Recorded data
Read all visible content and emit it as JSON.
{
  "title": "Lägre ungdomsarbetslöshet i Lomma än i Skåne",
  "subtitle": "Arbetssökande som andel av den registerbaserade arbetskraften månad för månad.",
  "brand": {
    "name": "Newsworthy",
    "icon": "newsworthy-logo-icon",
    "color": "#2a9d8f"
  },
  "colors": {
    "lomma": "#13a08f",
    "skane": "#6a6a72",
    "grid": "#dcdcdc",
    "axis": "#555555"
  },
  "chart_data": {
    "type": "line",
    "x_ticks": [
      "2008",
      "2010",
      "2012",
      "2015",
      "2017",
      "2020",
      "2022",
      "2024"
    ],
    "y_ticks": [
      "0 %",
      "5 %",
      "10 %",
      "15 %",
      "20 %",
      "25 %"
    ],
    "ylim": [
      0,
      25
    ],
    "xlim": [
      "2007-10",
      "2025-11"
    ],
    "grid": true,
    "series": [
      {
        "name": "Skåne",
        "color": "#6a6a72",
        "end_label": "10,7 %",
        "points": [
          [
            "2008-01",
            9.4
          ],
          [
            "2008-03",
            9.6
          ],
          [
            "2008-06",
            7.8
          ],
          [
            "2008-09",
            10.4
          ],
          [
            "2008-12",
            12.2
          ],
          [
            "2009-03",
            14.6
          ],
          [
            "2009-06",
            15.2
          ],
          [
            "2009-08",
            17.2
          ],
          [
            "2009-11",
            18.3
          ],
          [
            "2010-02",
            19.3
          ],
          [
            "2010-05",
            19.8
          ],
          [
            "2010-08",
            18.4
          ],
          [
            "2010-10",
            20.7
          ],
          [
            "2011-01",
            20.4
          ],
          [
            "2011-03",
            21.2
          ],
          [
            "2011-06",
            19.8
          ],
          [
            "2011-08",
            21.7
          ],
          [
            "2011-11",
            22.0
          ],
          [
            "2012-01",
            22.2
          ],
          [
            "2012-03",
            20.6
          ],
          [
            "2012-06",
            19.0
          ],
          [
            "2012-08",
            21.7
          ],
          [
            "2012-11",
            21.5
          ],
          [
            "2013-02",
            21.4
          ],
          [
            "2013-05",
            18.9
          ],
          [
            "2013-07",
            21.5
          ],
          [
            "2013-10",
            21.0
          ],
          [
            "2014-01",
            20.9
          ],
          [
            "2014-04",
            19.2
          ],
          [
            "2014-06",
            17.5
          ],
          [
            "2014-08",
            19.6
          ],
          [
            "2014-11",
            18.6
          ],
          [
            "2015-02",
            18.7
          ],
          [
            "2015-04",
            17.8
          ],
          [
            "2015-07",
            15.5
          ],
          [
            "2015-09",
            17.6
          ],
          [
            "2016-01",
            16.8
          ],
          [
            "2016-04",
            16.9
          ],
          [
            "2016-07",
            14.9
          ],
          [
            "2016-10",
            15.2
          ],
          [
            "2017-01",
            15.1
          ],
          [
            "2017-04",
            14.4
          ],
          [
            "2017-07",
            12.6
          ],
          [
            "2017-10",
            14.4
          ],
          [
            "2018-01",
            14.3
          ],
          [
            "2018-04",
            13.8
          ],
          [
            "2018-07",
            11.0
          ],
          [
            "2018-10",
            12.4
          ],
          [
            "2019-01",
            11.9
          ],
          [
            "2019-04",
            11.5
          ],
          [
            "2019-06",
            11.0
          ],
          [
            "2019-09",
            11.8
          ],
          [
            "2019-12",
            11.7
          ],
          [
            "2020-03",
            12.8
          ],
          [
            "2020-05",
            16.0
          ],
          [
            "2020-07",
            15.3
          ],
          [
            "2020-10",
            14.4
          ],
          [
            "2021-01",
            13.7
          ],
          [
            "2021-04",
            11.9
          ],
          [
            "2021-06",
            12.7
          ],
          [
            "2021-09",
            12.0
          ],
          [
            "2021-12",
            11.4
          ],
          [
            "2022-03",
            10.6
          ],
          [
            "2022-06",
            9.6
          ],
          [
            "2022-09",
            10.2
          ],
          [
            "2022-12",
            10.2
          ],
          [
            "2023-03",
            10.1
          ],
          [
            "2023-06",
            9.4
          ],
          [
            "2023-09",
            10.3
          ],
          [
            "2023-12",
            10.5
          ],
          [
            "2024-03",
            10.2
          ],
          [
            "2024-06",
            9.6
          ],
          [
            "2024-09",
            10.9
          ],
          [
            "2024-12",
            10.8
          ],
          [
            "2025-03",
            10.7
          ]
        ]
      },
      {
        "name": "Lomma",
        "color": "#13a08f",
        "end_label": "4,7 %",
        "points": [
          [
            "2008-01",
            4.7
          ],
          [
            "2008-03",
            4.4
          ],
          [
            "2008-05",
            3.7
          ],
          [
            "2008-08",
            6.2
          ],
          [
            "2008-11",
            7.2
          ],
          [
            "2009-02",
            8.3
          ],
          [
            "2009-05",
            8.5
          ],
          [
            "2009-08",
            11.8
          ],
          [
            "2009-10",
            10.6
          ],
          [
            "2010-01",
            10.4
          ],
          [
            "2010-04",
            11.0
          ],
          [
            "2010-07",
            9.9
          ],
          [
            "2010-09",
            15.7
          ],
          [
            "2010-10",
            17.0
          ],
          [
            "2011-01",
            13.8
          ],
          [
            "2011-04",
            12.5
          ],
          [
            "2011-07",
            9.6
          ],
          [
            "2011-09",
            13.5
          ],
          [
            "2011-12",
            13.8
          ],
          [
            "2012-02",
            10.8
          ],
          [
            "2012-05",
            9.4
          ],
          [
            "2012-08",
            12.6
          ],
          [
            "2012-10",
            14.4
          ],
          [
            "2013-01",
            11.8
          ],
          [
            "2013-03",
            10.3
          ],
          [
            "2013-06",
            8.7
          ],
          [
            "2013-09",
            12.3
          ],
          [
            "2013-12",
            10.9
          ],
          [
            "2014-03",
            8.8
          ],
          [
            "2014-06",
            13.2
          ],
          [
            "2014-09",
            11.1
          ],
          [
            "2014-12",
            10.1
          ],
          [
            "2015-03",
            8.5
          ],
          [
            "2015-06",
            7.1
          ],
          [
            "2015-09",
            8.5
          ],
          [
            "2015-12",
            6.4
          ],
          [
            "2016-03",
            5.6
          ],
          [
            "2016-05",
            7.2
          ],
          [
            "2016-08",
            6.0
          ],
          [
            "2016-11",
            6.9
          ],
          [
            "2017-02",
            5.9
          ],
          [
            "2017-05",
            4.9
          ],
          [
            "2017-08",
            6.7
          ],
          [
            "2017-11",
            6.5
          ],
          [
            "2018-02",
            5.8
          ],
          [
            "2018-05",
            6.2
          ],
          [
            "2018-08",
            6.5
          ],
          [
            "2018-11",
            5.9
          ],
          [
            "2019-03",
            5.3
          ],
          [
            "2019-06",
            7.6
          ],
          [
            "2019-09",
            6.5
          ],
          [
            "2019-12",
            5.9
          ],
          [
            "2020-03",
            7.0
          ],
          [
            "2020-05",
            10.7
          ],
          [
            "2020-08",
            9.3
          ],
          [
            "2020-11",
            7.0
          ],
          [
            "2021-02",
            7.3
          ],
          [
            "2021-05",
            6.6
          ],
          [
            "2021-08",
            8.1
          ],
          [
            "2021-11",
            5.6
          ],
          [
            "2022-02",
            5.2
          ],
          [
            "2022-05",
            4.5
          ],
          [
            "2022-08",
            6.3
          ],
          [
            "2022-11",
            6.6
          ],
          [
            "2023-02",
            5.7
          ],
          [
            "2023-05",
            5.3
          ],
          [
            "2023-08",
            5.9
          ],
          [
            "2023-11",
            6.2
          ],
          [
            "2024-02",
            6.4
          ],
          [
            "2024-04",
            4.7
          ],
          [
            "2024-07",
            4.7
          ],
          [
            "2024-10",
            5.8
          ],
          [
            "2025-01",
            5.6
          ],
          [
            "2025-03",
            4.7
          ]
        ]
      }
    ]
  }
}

▶ _Exercise requirements_
Identify the lines above that contain the word "Skåne", then copy them.

▶ _Task output_
  "title": "Lägre ungdomsarbetslöshet i Lomma än i Skåne",
        "name": "Skåne",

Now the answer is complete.